Materials provided:
[start]

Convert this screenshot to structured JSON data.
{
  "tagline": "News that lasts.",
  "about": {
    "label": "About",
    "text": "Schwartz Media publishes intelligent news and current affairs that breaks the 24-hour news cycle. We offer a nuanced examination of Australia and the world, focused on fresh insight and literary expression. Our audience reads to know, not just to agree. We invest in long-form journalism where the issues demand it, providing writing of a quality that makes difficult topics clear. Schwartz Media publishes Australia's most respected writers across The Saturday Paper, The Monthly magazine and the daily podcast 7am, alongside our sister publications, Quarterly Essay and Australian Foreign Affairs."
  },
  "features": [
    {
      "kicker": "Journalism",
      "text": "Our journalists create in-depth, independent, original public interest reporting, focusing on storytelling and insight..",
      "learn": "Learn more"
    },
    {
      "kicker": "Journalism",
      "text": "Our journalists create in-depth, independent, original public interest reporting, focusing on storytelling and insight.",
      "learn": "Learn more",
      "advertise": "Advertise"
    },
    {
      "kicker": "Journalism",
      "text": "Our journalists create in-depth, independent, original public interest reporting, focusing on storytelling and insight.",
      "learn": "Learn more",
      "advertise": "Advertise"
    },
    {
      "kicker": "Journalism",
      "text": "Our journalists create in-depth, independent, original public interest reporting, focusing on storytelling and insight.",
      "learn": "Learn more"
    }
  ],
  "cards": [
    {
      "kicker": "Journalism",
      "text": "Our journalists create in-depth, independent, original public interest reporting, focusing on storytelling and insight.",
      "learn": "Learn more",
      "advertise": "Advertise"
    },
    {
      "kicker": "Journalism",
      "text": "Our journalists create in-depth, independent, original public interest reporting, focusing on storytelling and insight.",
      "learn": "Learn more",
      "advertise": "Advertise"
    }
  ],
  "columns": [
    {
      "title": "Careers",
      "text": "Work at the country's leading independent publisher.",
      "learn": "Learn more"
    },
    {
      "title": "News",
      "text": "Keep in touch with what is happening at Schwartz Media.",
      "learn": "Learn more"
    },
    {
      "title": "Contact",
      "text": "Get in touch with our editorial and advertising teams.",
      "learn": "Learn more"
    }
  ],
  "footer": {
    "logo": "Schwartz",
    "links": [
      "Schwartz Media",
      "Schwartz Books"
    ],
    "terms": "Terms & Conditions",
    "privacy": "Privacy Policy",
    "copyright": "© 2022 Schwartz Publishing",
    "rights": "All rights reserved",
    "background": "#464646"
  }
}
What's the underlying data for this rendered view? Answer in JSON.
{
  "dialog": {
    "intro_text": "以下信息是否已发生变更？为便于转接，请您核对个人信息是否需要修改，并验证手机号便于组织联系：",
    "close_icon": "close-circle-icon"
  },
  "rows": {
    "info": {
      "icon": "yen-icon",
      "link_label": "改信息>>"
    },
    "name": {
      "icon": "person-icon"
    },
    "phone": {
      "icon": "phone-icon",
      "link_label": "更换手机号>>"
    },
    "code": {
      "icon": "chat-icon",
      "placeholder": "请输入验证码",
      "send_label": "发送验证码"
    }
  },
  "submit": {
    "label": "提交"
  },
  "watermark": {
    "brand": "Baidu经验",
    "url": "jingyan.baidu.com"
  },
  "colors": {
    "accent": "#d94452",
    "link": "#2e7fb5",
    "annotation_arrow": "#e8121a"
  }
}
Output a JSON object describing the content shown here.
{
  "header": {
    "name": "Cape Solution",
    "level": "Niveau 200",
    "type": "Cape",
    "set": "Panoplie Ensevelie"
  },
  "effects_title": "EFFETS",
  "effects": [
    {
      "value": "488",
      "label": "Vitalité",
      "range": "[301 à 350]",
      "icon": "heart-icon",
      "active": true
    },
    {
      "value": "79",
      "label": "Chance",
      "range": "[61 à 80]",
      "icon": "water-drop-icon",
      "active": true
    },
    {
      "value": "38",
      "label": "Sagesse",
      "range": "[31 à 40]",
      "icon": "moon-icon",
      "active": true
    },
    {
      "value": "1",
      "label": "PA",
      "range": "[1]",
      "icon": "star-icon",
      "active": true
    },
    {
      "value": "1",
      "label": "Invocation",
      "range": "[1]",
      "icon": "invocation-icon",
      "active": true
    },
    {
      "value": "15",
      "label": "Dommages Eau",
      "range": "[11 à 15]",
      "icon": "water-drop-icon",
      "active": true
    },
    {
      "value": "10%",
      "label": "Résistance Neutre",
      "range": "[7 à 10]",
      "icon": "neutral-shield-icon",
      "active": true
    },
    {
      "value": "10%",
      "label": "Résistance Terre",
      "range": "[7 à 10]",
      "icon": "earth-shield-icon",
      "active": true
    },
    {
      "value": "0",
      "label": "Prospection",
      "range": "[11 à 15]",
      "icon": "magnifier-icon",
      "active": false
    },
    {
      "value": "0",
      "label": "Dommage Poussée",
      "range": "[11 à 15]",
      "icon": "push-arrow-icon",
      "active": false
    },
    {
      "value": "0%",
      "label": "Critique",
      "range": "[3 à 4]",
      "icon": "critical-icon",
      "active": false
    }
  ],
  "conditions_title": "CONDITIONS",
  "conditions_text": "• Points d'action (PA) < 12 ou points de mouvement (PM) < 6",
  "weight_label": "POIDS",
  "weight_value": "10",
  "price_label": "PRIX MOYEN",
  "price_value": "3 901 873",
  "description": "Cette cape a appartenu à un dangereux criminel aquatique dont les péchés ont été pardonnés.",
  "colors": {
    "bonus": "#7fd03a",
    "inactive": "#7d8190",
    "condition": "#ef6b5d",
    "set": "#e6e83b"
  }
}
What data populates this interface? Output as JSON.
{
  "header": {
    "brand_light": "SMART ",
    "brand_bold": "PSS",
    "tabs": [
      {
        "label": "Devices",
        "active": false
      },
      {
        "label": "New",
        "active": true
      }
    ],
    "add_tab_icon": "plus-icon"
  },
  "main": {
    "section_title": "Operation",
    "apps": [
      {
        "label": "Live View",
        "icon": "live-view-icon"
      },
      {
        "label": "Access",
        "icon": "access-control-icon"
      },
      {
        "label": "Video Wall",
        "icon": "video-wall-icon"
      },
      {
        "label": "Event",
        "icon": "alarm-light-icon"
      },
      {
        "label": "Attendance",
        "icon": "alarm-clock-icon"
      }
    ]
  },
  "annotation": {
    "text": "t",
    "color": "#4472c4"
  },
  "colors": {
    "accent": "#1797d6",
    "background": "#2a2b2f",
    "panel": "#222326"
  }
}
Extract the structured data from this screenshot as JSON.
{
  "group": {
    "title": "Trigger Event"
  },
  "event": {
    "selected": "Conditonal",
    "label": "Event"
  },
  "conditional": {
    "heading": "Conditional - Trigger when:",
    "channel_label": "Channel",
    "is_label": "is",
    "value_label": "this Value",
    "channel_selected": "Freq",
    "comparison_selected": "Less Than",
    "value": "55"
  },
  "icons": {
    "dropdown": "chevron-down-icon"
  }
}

[end]

Exercise:
Recopy the entries above exactly, with every line included.

Exercise response:
Convert this screenshot to structured JSON data.
{
  "tagline": "News that lasts.",
  "about": {
    "label": "About",
    "text": "Schwartz Media publishes intelligent news and current affairs that breaks the 24-hour news cycle. We offer a nuanced examination of Australia and the world, focused on fresh insight and literary expression. Our audience reads to know, not just to agree. We invest in long-form journalism where the issues demand it, providing writing of a quality that makes difficult topics clear. Schwartz Media publishes Australia's most respected writers across The Saturday Paper, The Monthly magazine and the daily podcast 7am, alongside our sister publications, Quarterly Essay and Australian Foreign Affairs."
  },
  "features": [
    {
      "kicker": "Journalism",
      "text": "Our journalists create in-depth, independent, original public interest reporting, focusing on storytelling and insight..",
      "learn": "Learn more"
    },
    {
      "kicker": "Journalism",
      "text": "Our journalists create in-depth, independent, original public interest reporting, focusing on storytelling and insight.",
      "learn": "Learn more",
      "advertise": "Advertise"
    },
    {
      "kicker": "Journalism",
      "text": "Our journalists create in-depth, independent, original public interest reporting, focusing on storytelling and insight.",
      "learn": "Learn more",
      "advertise": "Advertise"
    },
    {
      "kicker": "Journalism",
      "text": "Our journalists create in-depth, independent, original public interest reporting, focusing on storytelling and insight.",
      "learn": "Learn more"
    }
  ],
  "cards": [
    {
      "kicker": "Journalism",
      "text": "Our journalists create in-depth, independent, original public interest reporting, focusing on storytelling and insight.",
      "learn": "Learn more",
      "advertise": "Advertise"
    },
    {
      "kicker": "Journalism",
      "text": "Our journalists create in-depth, independent, original public interest reporting, focusing on storytelling and insight.",
      "learn": "Learn more",
      "advertise": "Advertise"
    }
  ],
  "columns": [
    {
      "title": "Careers",
      "text": "Work at the country's leading independent publisher.",
      "learn": "Learn more"
    },
    {
      "title": "News",
      "text": "Keep in touch with what is happening at Schwartz Media.",
      "learn": "Learn more"
    },
    {
      "title": "Contact",
      "text": "Get in touch with our editorial and advertising teams.",
      "learn": "Learn more"
    }
  ],
  "footer": {
    "logo": "Schwartz",
    "links": [
      "Schwartz Media",
      "Schwartz Books"
    ],
    "terms": "Terms & Conditions",
    "privacy": "Privacy Policy",
    "copyright": "© 2022 Schwartz Publishing",
    "rights": "All rights reserved",
    "background": "#464646"
  }
}
What's the underlying data for this rendered view? Answer in JSON.
{
  "dialog": {
    "intro_text": "以下信息是否已发生变更？为便于转接，请您核对个人信息是否需要修改，并验证手机号便于组织联系：",
    "close_icon": "close-circle-icon"
  },
  "rows": {
    "info": {
      "icon": "yen-icon",
      "link_label": "改信息>>"
    },
    "name": {
      "icon": "person-icon"
    },
    "phone": {
      "icon": "phone-icon",
      "link_label": "更换手机号>>"
    },
    "code": {
      "icon": "chat-icon",
      "placeholder": "请输入验证码",
      "send_label": "发送验证码"
    }
  },
  "submit": {
    "label": "提交"
  },
  "watermark": {
    "brand": "Baidu经验",
    "url": "jingyan.baidu.com"
  },
  "colors": {
    "accent": "#d94452",
    "link": "#2e7fb5",
    "annotation_arrow": "#e8121a"
  }
}
Output a JSON object describing the content shown here.
{
  "header": {
    "name": "Cape Solution",
    "level": "Niveau 200",
    "type": "Cape",
    "set": "Panoplie Ensevelie"
  },
  "effects_title": "EFFETS",
  "effects": [
    {
      "value": "488",
      "label": "Vitalité",
      "range": "[301 à 350]",
      "icon": "heart-icon",
      "active": true
    },
    {
      "value": "79",
      "label": "Chance",
      "range": "[61 à 80]",
      "icon": "water-drop-icon",
      "active": true
    },
    {
      "value": "38",
      "label": "Sagesse",
      "range": "[31 à 40]",
      "icon": "moon-icon",
      "active": true
    },
    {
      "value": "1",
      "label": "PA",
      "range": "[1]",
      "icon": "star-icon",
      "active": true
    },
    {
      "value": "1",
      "label": "Invocation",
      "range": "[1]",
      "icon": "invocation-icon",
      "active": true
    },
    {
      "value": "15",
      "label": "Dommages Eau",
      "range": "[11 à 15]",
      "icon": "water-drop-icon",
      "active": true
    },
    {
      "value": "10%",
      "label": "Résistance Neutre",
      "range": "[7 à 10]",
      "icon": "neutral-shield-icon",
      "active": true
    },
    {
      "value": "10%",
      "label": "Résistance Terre",
      "range": "[7 à 10]",
      "icon": "earth-shield-icon",
      "active": true
    },
    {
      "value": "0",
      "label": "Prospection",
      "range": "[11 à 15]",
      "icon": "magnifier-icon",
      "active": false
    },
    {
      "value": "0",
      "label": "Dommage Poussée",
      "range": "[11 à 15]",
      "icon": "push-arrow-icon",
      "active": false
    },
    {
      "value": "0%",
      "label": "Critique",
      "range": "[3 à 4]",
      "icon": "critical-icon",
      "active": false
    }
  ],
  "conditions_title": "CONDITIONS",
  "conditions_text": "• Points d'action (PA) < 12 ou points de mouvement (PM) < 6",
  "weight_label": "POIDS",
  "weight_value": "10",
  "price_label": "PRIX MOYEN",
  "price_value": "3 901 873",
  "description": "Cette cape a appartenu à un dangereux criminel aquatique dont les péchés ont été pardonnés.",
  "colors": {
    "bonus": "#7fd03a",
    "inactive": "#7d8190",
    "condition": "#ef6b5d",
    "set": "#e6e83b"
  }
}
What data populates this interface? Output as JSON.
{
  "header": {
    "brand_light": "SMART ",
    "brand_bold": "PSS",
    "tabs": [
      {
        "label": "Devices",
        "active": false
      },
      {
        "label": "New",
        "active": true
      }
    ],
    "add_tab_icon": "plus-icon"
  },
  "main": {
    "section_title": "Operation",
    "apps": [
      {
        "label": "Live View",
        "icon": "live-view-icon"
      },
      {
        "label": "Access",
        "icon": "access-control-icon"
      },
      {
        "label": "Video Wall",
        "icon": "video-wall-icon"
      },
      {
        "label": "Event",
        "icon": "alarm-light-icon"
      },
      {
        "label": "Attendance",
        "icon": "alarm-clock-icon"
      }
    ]
  },
  "annotation": {
    "text": "t",
    "color": "#4472c4"
  },
  "colors": {
    "accent": "#1797d6",
    "background": "#2a2b2f",
    "panel": "#222326"
  }
}
Extract the structured data from this screenshot as JSON.
{
  "group": {
    "title": "Trigger Event"
  },
  "event": {
    "selected": "Conditonal",
    "label": "Event"
  },
  "conditional": {
    "heading": "Conditional - Trigger when:",
    "channel_label": "Channel",
    "is_label": "is",
    "value_label": "this Value",
    "channel_selected": "Freq",
    "comparison_selected": "Less Than",
    "value": "55"
  },
  "icons": {
    "dropdown": "chevron-down-icon"
  }
}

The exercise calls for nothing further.